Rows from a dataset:
--- Start ---
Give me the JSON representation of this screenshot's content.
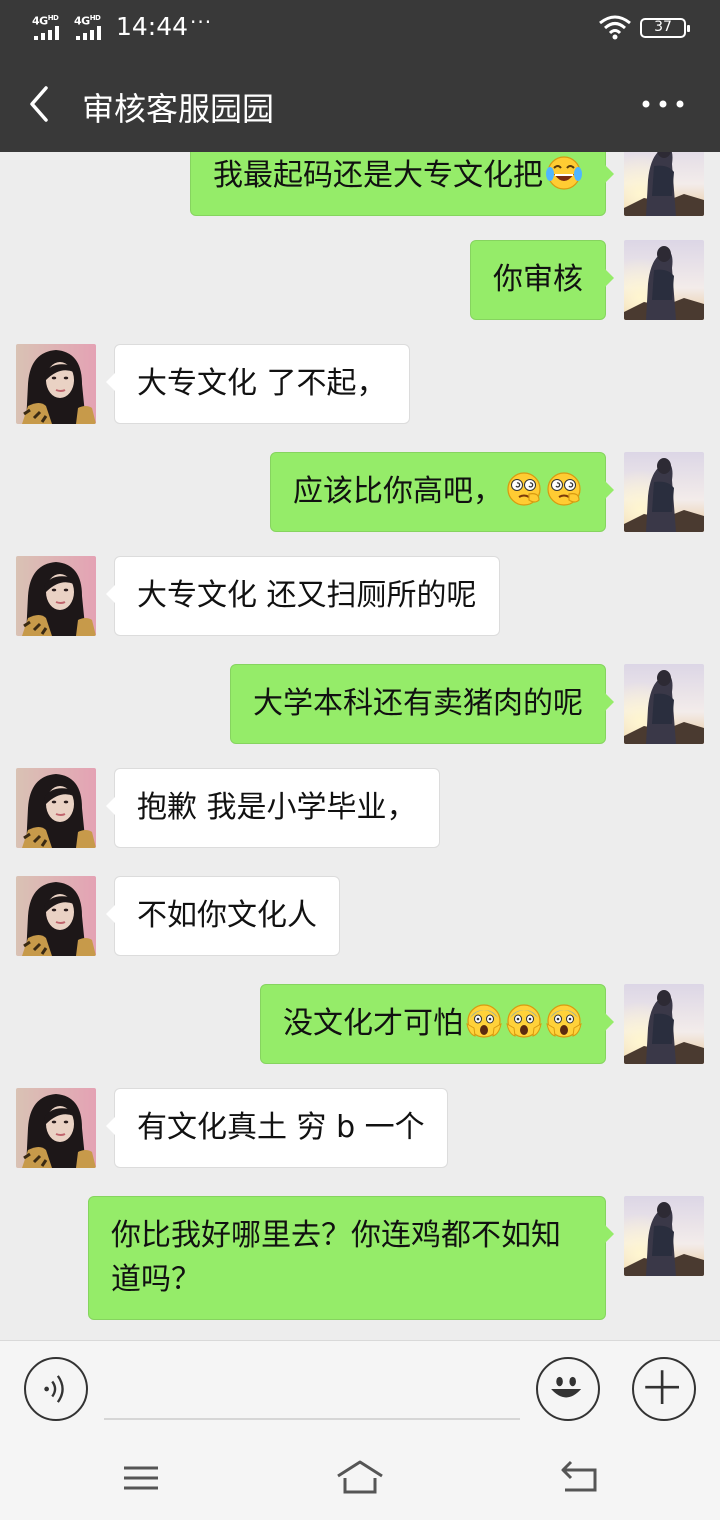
{
  "status_bar": {
    "signal1": "4G",
    "signal1_sup": "HD",
    "signal2": "4G",
    "signal2_sup": "HD",
    "time": "14:44",
    "more_dots": "···",
    "battery": "37"
  },
  "header": {
    "back_icon": "back-arrow-icon",
    "title": "审核客服园园",
    "more_icon": "more-dots-icon"
  },
  "messages": [
    {
      "side": "me",
      "text": "我最起码还是大专文化把",
      "emoji": [
        "tears-of-joy"
      ]
    },
    {
      "side": "me",
      "text": "你审核",
      "emoji": []
    },
    {
      "side": "other",
      "text": "大专文化 了不起，",
      "emoji": []
    },
    {
      "side": "me",
      "text": "应该比你高吧，",
      "emoji": [
        "dizzy-hmm",
        "dizzy-hmm"
      ]
    },
    {
      "side": "other",
      "text": "大专文化  还又扫厕所的呢",
      "emoji": []
    },
    {
      "side": "me",
      "text": "大学本科还有卖猪肉的呢",
      "emoji": []
    },
    {
      "side": "other",
      "text": "抱歉 我是小学毕业，",
      "emoji": []
    },
    {
      "side": "other",
      "text": "不如你文化人",
      "emoji": []
    },
    {
      "side": "me",
      "text": "没文化才可怕",
      "emoji": [
        "scream",
        "scream",
        "scream"
      ]
    },
    {
      "side": "other",
      "text": "有文化真土  穷 b  一个",
      "emoji": []
    },
    {
      "side": "me",
      "text": "你比我好哪里去？你连鸡都不如知道吗？",
      "emoji": []
    }
  ],
  "input_bar": {
    "voice_icon": "voice-icon",
    "emoji_icon": "smiley-icon",
    "plus_icon": "plus-icon"
  },
  "nav_bar": {
    "menu_icon": "menu-icon",
    "home_icon": "home-icon",
    "back_icon": "return-icon"
  },
  "colors": {
    "header_bg": "#393939",
    "chat_bg": "#ededed",
    "my_bubble": "#95ec69",
    "other_bubble": "#ffffff"
  }
}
--- End ---
Copy every line of the material in which the word "icon" occurs.

    "back_icon": "back-arrow-icon",
    "more_icon": "more-dots-icon"
    "voice_icon": "voice-icon",
    "emoji_icon": "smiley-icon",
    "plus_icon": "plus-icon"
    "menu_icon": "menu-icon",
    "home_icon": "home-icon",
    "back_icon": "return-icon"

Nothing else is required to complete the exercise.